Task objective: Pictures do not belong in the copy; restate the records below word for word.

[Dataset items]
◇ ◇ ◇ ◇ ◇ ◇ ◇
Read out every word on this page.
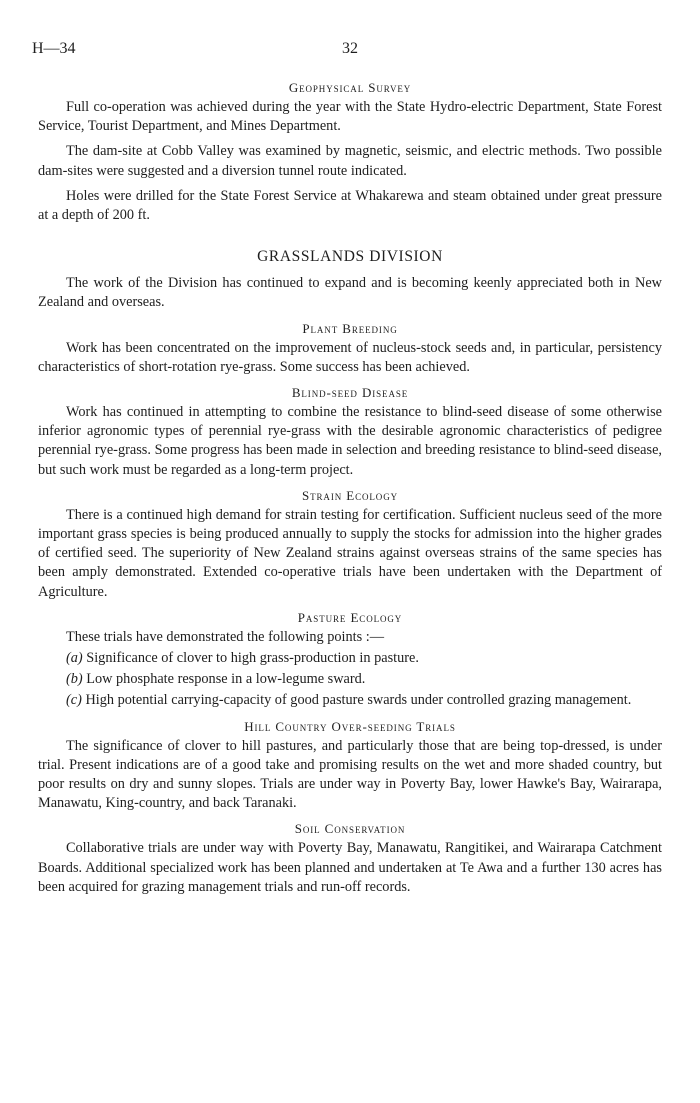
H—34	32
Geophysical Survey

Full co-operation was achieved during the year with the State Hydro-electric Department, State Forest Service, Tourist Department, and Mines Department.

The dam-site at Cobb Valley was examined by magnetic, seismic, and electric methods. Two possible dam-sites were suggested and a diversion tunnel route indicated.

Holes were drilled for the State Forest Service at Whakarewa and steam obtained under great pressure at a depth of 200 ft.

GRASSLANDS DIVISION

The work of the Division has continued to expand and is becoming keenly appreciated both in New Zealand and overseas.

Plant Breeding

Work has been concentrated on the improvement of nucleus-stock seeds and, in particular, persistency characteristics of short-rotation rye-grass. Some success has been achieved.

Blind-seed Disease

Work has continued in attempting to combine the resistance to blind-seed disease of some otherwise inferior agronomic types of perennial rye-grass with the desirable agronomic characteristics of pedigree perennial rye-grass. Some progress has been made in selection and breeding resistance to blind-seed disease, but such work must be regarded as a long-term project.

Strain Ecology

There is a continued high demand for strain testing for certification. Sufficient nucleus seed of the more important grass species is being produced annually to supply the stocks for admission into the higher grades of certified seed. The superiority of New Zealand strains against overseas strains of the same species has been amply demonstrated. Extended co-operative trials have been undertaken with the Department of Agriculture.

Pasture Ecology

These trials have demonstrated the following points :—

(a) Significance of clover to high grass-production in pasture.
(b) Low phosphate response in a low-legume sward.
(c) High potential carrying-capacity of good pasture swards under controlled grazing management.
Hill Country Over-seeding Trials

The significance of clover to hill pastures, and particularly those that are being top-dressed, is under trial. Present indications are of a good take and promising results on the wet and more shaded country, but poor results on dry and sunny slopes. Trials are under way in Poverty Bay, lower Hawke's Bay, Wairarapa, Manawatu, King-country, and back Taranaki.

Soil Conservation

Collaborative trials are under way with Poverty Bay, Manawatu, Rangitikei, and Wairarapa Catchment Boards. Additional specialized work has been planned and undertaken at Te Awa and a further 130 acres has been acquired for grazing management trials and run-off records.
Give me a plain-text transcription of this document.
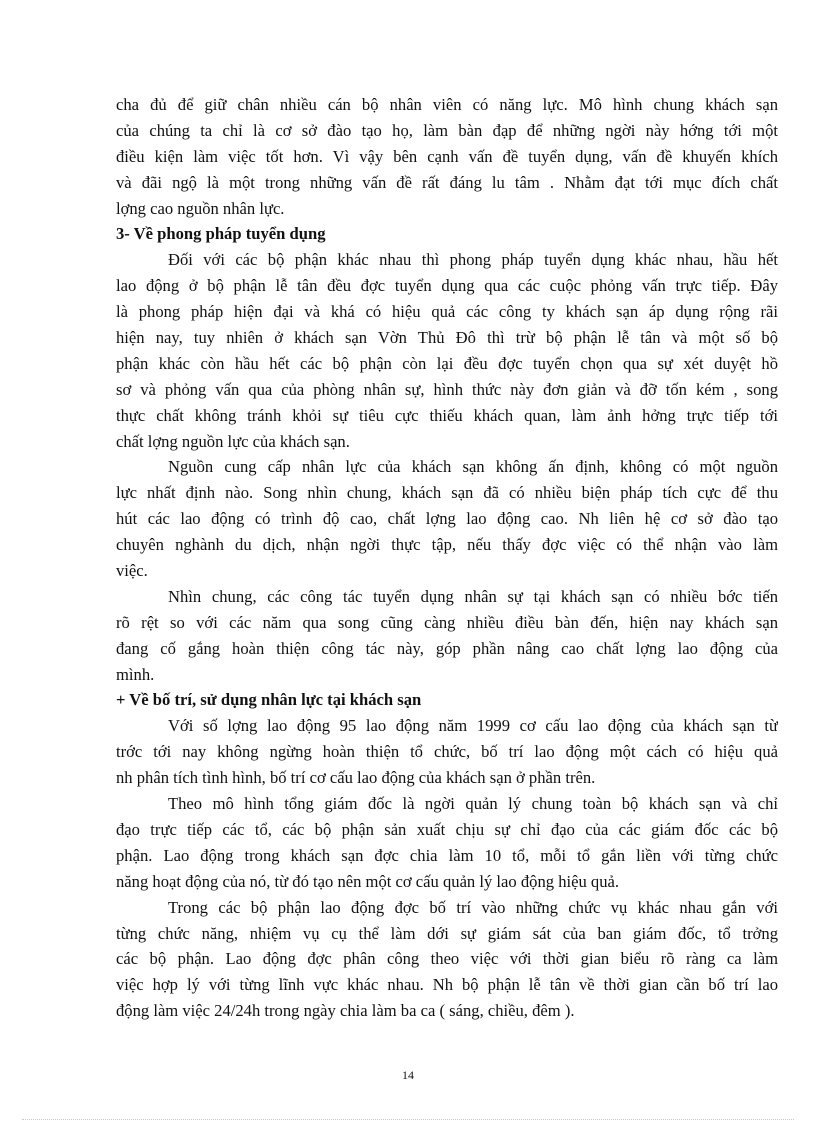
cha đủ để giữ chân nhiều cán bộ nhân viên có năng lực. Mô hình chung khách sạn
của chúng ta chỉ là cơ sở đào tạo họ, làm bàn đạp để những ngời này hớng tới một
điều kiện làm việc tốt hơn. Vì vậy bên cạnh vấn đề tuyển dụng, vấn đề khuyến khích
và đãi ngộ là một trong những vấn đề rất đáng lu tâm . Nhằm đạt tới mục đích chất
lợng cao nguồn nhân lực.
3- Về phong pháp tuyển dụng
Đối với các bộ phận khác nhau thì phong pháp tuyển dụng khác nhau, hầu hết
lao động ở bộ phận lễ tân đều đợc tuyển dụng qua các cuộc phỏng vấn trực tiếp. Đây
là phong pháp hiện đại và khá có hiệu quả các công ty khách sạn áp dụng rộng rãi
hiện nay, tuy nhiên ở khách sạn Vờn Thủ Đô thì trừ bộ phận lễ tân và một số bộ
phận khác còn hầu hết các bộ phận còn lại đều đợc tuyển chọn qua sự xét duyệt hồ
sơ và phỏng vấn qua của phòng nhân sự, hình thức này đơn giản và đỡ tốn kém , song
thực chất không tránh khỏi sự tiêu cực thiếu khách quan, làm ảnh hởng trực tiếp tới
chất lợng nguồn lực của khách sạn.
Nguồn cung cấp nhân lực của khách sạn không ấn định, không có một nguồn
lực nhất định nào. Song nhìn chung, khách sạn đã có nhiều biện pháp tích cực để thu
hút các lao động có trình độ cao, chất lợng lao động cao. Nh liên hệ cơ sở đào tạo
chuyên nghành du dịch, nhận ngời thực tập, nếu thấy đợc việc có thể nhận vào làm
việc.
Nhìn chung, các công tác tuyển dụng nhân sự tại khách sạn có nhiều bớc tiến
rõ rệt so với các năm qua song cũng càng nhiều điều bàn đến, hiện nay khách sạn
đang cố gắng hoàn thiện công tác này, góp phần nâng cao chất lợng lao động của
mình.
+ Về bố trí, sử dụng nhân lực tại khách sạn
Với số lợng lao động 95 lao động năm 1999 cơ cấu lao động của khách sạn từ
trớc tới nay không ngừng hoàn thiện tổ chức, bố trí lao động một cách có hiệu quả
nh phân tích tình hình, bố trí cơ cấu lao động của khách sạn ở phần trên.
Theo mô hình tổng giám đốc là ngời quản lý chung toàn bộ khách sạn và chỉ
đạo trực tiếp các tổ, các bộ phận sản xuất chịu sự chỉ đạo của các giám đốc các bộ
phận. Lao động trong khách sạn đợc chia làm 10 tổ, mỗi tổ gắn liền với từng chức
năng hoạt động của nó, từ đó tạo nên một cơ cấu quản lý lao động hiệu quả.
Trong các bộ phận lao động đợc bố trí vào những chức vụ khác nhau gắn với
từng chức năng, nhiệm vụ cụ thể làm dới sự giám sát của ban giám đốc, tổ trởng
các bộ phận. Lao động đợc phân công theo việc với thời gian biểu rõ ràng ca làm
việc hợp lý với từng lĩnh vực khác nhau. Nh bộ phận lễ tân về thời gian cần bố trí lao
động làm việc 24/24h trong ngày chia làm ba ca ( sáng, chiều, đêm ).
14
◇ ◇ ◇ ◇ ◇ ◇ ◇
Complete response:
Read out every word on this page.
H—34	32
Geophysical Survey

Full co-operation was achieved during the year with the State Hydro-electric Department, State Forest Service, Tourist Department, and Mines Department.

The dam-site at Cobb Valley was examined by magnetic, seismic, and electric methods. Two possible dam-sites were suggested and a diversion tunnel route indicated.

Holes were drilled for the State Forest Service at Whakarewa and steam obtained under great pressure at a depth of 200 ft.

GRASSLANDS DIVISION

The work of the Division has continued to expand and is becoming keenly appreciated both in New Zealand and overseas.

Plant Breeding

Work has been concentrated on the improvement of nucleus-stock seeds and, in particular, persistency characteristics of short-rotation rye-grass. Some success has been achieved.

Blind-seed Disease

Work has continued in attempting to combine the resistance to blind-seed disease of some otherwise inferior agronomic types of perennial rye-grass with the desirable agronomic characteristics of pedigree perennial rye-grass. Some progress has been made in selection and breeding resistance to blind-seed disease, but such work must be regarded as a long-term project.

Strain Ecology

There is a continued high demand for strain testing for certification. Sufficient nucleus seed of the more important grass species is being produced annually to supply the stocks for admission into the higher grades of certified seed. The superiority of New Zealand strains against overseas strains of the same species has been amply demonstrated. Extended co-operative trials have been undertaken with the Department of Agriculture.

Pasture Ecology

These trials have demonstrated the following points :—

(a) Significance of clover to high grass-production in pasture.
(b) Low phosphate response in a low-legume sward.
(c) High potential carrying-capacity of good pasture swards under controlled grazing management.
Hill Country Over-seeding Trials

The significance of clover to hill pastures, and particularly those that are being top-dressed, is under trial. Present indications are of a good take and promising results on the wet and more shaded country, but poor results on dry and sunny slopes. Trials are under way in Poverty Bay, lower Hawke's Bay, Wairarapa, Manawatu, King-country, and back Taranaki.

Soil Conservation

Collaborative trials are under way with Poverty Bay, Manawatu, Rangitikei, and Wairarapa Catchment Boards. Additional specialized work has been planned and undertaken at Te Awa and a further 130 acres has been acquired for grazing management trials and run-off records.
Give me a plain-text transcription of this document.
cha đủ để giữ chân nhiều cán bộ nhân viên có năng lực. Mô hình chung khách sạn
của chúng ta chỉ là cơ sở đào tạo họ, làm bàn đạp để những ngời này hớng tới một
điều kiện làm việc tốt hơn. Vì vậy bên cạnh vấn đề tuyển dụng, vấn đề khuyến khích
và đãi ngộ là một trong những vấn đề rất đáng lu tâm . Nhằm đạt tới mục đích chất
lợng cao nguồn nhân lực.
3- Về phong pháp tuyển dụng
Đối với các bộ phận khác nhau thì phong pháp tuyển dụng khác nhau, hầu hết
lao động ở bộ phận lễ tân đều đợc tuyển dụng qua các cuộc phỏng vấn trực tiếp. Đây
là phong pháp hiện đại và khá có hiệu quả các công ty khách sạn áp dụng rộng rãi
hiện nay, tuy nhiên ở khách sạn Vờn Thủ Đô thì trừ bộ phận lễ tân và một số bộ
phận khác còn hầu hết các bộ phận còn lại đều đợc tuyển chọn qua sự xét duyệt hồ
sơ và phỏng vấn qua của phòng nhân sự, hình thức này đơn giản và đỡ tốn kém , song
thực chất không tránh khỏi sự tiêu cực thiếu khách quan, làm ảnh hởng trực tiếp tới
chất lợng nguồn lực của khách sạn.
Nguồn cung cấp nhân lực của khách sạn không ấn định, không có một nguồn
lực nhất định nào. Song nhìn chung, khách sạn đã có nhiều biện pháp tích cực để thu
hút các lao động có trình độ cao, chất lợng lao động cao. Nh liên hệ cơ sở đào tạo
chuyên nghành du dịch, nhận ngời thực tập, nếu thấy đợc việc có thể nhận vào làm
việc.
Nhìn chung, các công tác tuyển dụng nhân sự tại khách sạn có nhiều bớc tiến
rõ rệt so với các năm qua song cũng càng nhiều điều bàn đến, hiện nay khách sạn
đang cố gắng hoàn thiện công tác này, góp phần nâng cao chất lợng lao động của
mình.
+ Về bố trí, sử dụng nhân lực tại khách sạn
Với số lợng lao động 95 lao động năm 1999 cơ cấu lao động của khách sạn từ
trớc tới nay không ngừng hoàn thiện tổ chức, bố trí lao động một cách có hiệu quả
nh phân tích tình hình, bố trí cơ cấu lao động của khách sạn ở phần trên.
Theo mô hình tổng giám đốc là ngời quản lý chung toàn bộ khách sạn và chỉ
đạo trực tiếp các tổ, các bộ phận sản xuất chịu sự chỉ đạo của các giám đốc các bộ
phận. Lao động trong khách sạn đợc chia làm 10 tổ, mỗi tổ gắn liền với từng chức
năng hoạt động của nó, từ đó tạo nên một cơ cấu quản lý lao động hiệu quả.
Trong các bộ phận lao động đợc bố trí vào những chức vụ khác nhau gắn với
từng chức năng, nhiệm vụ cụ thể làm dới sự giám sát của ban giám đốc, tổ trởng
các bộ phận. Lao động đợc phân công theo việc với thời gian biểu rõ ràng ca làm
việc hợp lý với từng lĩnh vực khác nhau. Nh bộ phận lễ tân về thời gian cần bố trí lao
động làm việc 24/24h trong ngày chia làm ba ca ( sáng, chiều, đêm ).
14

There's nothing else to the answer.